Records that describe figures:
········
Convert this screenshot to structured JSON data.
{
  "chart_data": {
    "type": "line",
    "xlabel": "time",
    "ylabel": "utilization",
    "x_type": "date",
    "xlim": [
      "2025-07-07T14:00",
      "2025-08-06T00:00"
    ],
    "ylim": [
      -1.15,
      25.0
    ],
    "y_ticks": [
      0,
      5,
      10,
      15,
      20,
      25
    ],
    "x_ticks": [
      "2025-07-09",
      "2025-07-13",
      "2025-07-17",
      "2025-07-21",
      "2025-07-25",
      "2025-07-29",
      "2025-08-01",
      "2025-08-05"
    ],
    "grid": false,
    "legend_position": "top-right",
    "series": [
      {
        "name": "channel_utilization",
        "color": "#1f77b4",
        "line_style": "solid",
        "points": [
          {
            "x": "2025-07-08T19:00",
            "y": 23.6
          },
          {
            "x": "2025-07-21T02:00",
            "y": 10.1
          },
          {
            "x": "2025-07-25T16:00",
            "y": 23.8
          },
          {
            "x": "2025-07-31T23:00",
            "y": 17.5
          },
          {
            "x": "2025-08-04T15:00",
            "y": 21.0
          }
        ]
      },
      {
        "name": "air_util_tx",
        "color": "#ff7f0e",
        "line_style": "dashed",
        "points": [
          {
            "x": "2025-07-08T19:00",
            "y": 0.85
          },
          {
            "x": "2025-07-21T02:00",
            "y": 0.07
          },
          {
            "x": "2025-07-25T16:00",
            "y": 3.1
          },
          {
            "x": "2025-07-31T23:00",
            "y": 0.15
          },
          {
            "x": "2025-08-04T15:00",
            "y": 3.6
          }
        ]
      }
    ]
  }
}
········
- _GIVEN PROBLEM_
Reproduce each entry above exactly, keeping every word.

- _EXPECTED ANSWER_
Convert this screenshot to structured JSON data.
{
  "chart_data": {
    "type": "line",
    "xlabel": "time",
    "ylabel": "utilization",
    "x_type": "date",
    "xlim": [
      "2025-07-07T14:00",
      "2025-08-06T00:00"
    ],
    "ylim": [
      -1.15,
      25.0
    ],
    "y_ticks": [
      0,
      5,
      10,
      15,
      20,
      25
    ],
    "x_ticks": [
      "2025-07-09",
      "2025-07-13",
      "2025-07-17",
      "2025-07-21",
      "2025-07-25",
      "2025-07-29",
      "2025-08-01",
      "2025-08-05"
    ],
    "grid": false,
    "legend_position": "top-right",
    "series": [
      {
        "name": "channel_utilization",
        "color": "#1f77b4",
        "line_style": "solid",
        "points": [
          {
            "x": "2025-07-08T19:00",
            "y": 23.6
          },
          {
            "x": "2025-07-21T02:00",
            "y": 10.1
          },
          {
            "x": "2025-07-25T16:00",
            "y": 23.8
          },
          {
            "x": "2025-07-31T23:00",
            "y": 17.5
          },
          {
            "x": "2025-08-04T15:00",
            "y": 21.0
          }
        ]
      },
      {
        "name": "air_util_tx",
        "color": "#ff7f0e",
        "line_style": "dashed",
        "points": [
          {
            "x": "2025-07-08T19:00",
            "y": 0.85
          },
          {
            "x": "2025-07-21T02:00",
            "y": 0.07
          },
          {
            "x": "2025-07-25T16:00",
            "y": 3.1
          },
          {
            "x": "2025-07-31T23:00",
            "y": 0.15
          },
          {
            "x": "2025-08-04T15:00",
            "y": 3.6
          }
        ]
      }
    ]
  }
}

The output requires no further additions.